> [Short problem]:
Search the records for "procedure" and copy each line that holds it.

> [Data records]:
_ _ _ _ _ _ _
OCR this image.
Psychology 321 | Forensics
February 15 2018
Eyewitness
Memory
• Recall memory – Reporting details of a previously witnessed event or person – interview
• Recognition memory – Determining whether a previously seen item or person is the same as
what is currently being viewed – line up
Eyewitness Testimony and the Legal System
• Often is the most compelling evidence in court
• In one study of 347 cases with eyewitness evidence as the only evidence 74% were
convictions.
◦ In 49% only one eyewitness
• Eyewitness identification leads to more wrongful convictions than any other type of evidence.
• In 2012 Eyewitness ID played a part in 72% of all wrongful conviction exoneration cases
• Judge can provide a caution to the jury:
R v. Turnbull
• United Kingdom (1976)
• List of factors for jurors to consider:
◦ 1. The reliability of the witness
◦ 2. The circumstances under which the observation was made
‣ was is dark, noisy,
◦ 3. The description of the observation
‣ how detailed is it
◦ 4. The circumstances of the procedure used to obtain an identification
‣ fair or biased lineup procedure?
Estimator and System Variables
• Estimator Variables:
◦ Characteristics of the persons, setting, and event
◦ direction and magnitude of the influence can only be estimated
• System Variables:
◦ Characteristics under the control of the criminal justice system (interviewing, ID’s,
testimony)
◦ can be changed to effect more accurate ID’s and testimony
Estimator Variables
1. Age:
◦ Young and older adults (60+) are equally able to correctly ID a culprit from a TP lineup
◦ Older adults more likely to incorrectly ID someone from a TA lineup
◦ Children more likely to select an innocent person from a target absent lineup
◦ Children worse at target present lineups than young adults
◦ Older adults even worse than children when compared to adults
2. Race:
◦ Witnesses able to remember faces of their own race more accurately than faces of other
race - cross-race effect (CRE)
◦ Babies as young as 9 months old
_ _ _ _ _ _ _
> [Full response]:
◦ 4. The circumstances of the procedure used to obtain an identification
‣ fair or biased lineup procedure?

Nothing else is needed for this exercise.